:: Task to carry out ::
Where a line of the material contains the string "title", copy that line.

Dataset listings of figures:
--- START ---
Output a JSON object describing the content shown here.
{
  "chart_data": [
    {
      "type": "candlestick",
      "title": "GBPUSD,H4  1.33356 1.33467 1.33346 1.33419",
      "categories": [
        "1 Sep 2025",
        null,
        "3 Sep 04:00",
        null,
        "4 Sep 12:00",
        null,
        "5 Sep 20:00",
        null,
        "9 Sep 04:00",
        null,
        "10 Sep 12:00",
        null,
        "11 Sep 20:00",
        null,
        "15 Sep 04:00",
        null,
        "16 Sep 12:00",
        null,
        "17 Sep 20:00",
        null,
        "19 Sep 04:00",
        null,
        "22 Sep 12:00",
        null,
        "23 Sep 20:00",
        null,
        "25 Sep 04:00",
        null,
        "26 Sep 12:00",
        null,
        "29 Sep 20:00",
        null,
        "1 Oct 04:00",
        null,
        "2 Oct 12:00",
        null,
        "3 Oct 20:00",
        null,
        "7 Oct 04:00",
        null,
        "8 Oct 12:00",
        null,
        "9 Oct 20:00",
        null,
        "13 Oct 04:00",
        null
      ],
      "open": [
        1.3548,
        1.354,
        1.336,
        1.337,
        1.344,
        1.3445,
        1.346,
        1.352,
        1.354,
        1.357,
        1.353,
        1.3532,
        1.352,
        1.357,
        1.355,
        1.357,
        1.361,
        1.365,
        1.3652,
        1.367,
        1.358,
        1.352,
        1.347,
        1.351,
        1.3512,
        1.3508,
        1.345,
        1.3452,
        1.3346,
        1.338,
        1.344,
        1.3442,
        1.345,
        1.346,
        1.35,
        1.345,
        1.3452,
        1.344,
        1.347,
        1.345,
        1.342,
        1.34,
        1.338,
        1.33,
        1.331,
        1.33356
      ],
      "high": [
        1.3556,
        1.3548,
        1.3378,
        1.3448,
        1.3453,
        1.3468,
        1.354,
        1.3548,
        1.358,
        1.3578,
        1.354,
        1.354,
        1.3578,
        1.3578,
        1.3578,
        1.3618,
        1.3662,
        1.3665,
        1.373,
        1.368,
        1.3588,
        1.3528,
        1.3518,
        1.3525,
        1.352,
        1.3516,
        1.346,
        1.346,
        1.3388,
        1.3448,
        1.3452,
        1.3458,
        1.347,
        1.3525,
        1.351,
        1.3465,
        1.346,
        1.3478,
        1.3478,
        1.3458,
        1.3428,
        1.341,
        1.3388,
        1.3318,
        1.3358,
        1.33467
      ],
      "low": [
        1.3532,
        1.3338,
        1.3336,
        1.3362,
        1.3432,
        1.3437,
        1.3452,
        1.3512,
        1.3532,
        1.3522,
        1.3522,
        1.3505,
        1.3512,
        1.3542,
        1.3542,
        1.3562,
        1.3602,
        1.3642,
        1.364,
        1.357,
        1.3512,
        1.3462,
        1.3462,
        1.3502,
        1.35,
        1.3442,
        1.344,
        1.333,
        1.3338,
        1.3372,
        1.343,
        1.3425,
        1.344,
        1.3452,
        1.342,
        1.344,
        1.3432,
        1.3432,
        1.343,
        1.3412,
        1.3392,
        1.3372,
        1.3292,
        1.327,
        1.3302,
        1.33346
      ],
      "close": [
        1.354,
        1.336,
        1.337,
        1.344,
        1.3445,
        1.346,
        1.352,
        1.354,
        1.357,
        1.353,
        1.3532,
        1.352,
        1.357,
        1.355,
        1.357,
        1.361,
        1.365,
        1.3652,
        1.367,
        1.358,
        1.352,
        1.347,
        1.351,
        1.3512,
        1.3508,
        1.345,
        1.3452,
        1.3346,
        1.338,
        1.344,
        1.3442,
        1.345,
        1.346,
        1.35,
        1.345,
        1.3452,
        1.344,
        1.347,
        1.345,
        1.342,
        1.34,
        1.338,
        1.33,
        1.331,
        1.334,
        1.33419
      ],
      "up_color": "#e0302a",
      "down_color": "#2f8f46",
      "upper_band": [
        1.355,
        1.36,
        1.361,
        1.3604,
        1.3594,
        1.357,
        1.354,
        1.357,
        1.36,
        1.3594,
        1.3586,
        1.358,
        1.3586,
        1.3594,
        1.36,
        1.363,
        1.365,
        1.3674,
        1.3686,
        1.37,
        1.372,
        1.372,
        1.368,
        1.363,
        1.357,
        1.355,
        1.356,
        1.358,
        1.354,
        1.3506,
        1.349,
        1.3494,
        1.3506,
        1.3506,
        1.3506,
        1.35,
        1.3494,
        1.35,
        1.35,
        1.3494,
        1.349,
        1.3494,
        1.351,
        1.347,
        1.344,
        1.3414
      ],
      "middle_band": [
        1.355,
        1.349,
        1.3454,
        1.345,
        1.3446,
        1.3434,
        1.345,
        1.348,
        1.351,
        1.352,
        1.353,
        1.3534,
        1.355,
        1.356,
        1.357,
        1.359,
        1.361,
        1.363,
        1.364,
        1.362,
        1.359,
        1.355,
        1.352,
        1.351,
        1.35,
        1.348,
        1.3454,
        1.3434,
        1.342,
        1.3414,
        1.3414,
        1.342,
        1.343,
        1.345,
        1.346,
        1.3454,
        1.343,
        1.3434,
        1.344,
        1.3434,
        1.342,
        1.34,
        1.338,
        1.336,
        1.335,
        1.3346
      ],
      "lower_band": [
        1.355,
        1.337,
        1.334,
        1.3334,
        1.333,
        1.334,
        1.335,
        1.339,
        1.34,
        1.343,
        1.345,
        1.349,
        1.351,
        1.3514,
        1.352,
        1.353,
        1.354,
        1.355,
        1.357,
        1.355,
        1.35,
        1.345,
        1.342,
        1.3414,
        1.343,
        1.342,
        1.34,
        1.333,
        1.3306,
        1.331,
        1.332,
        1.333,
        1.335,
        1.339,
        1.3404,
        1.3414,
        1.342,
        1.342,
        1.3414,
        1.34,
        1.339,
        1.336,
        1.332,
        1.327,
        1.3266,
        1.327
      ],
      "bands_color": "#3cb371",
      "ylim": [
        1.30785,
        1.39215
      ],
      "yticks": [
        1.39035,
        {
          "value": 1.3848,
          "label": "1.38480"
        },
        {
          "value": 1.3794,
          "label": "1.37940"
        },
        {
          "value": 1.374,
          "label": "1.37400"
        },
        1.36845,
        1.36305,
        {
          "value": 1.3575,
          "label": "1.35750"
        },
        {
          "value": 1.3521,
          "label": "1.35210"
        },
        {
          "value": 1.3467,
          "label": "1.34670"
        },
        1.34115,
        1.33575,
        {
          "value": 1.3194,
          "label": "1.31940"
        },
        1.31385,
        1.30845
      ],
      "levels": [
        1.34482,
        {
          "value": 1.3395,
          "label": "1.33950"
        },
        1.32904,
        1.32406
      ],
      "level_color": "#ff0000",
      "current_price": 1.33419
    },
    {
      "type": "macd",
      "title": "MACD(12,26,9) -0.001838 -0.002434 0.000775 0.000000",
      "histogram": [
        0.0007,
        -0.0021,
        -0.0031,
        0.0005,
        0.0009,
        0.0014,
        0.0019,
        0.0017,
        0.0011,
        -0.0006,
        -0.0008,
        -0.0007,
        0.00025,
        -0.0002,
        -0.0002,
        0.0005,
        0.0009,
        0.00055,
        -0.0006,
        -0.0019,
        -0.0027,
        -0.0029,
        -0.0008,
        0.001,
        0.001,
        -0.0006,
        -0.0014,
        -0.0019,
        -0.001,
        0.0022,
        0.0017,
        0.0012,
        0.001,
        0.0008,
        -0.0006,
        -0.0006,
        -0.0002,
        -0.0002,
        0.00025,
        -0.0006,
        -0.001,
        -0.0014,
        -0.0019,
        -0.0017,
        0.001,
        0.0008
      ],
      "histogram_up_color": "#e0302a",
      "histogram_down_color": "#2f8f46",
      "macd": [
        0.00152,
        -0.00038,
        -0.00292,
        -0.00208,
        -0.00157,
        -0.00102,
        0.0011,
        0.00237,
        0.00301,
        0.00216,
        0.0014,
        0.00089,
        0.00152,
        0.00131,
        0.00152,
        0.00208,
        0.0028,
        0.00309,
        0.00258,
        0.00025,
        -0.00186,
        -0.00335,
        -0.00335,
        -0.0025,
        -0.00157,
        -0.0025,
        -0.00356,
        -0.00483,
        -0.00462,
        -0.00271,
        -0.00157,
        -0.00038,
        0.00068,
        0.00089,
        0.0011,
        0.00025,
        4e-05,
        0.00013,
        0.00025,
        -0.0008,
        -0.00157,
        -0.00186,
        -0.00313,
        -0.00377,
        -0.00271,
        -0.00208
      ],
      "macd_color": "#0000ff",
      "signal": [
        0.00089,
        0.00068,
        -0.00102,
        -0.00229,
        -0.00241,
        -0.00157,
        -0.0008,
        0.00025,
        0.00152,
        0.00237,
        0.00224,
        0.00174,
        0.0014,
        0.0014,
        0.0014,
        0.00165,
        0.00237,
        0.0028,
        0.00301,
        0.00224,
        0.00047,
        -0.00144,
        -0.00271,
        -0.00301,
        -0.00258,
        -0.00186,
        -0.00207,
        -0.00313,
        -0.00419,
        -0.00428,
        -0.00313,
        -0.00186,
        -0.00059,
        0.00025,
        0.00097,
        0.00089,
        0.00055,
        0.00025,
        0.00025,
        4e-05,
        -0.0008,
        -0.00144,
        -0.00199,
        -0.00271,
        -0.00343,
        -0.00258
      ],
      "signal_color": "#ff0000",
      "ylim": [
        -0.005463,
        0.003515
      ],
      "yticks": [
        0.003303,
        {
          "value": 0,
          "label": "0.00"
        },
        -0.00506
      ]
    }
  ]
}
--- END ---
:: Exercise response ::
      "title": "GBPUSD,H4  1.33356 1.33467 1.33346 1.33419",
      "title": "MACD(12,26,9) -0.001838 -0.002434 0.000775 0.000000",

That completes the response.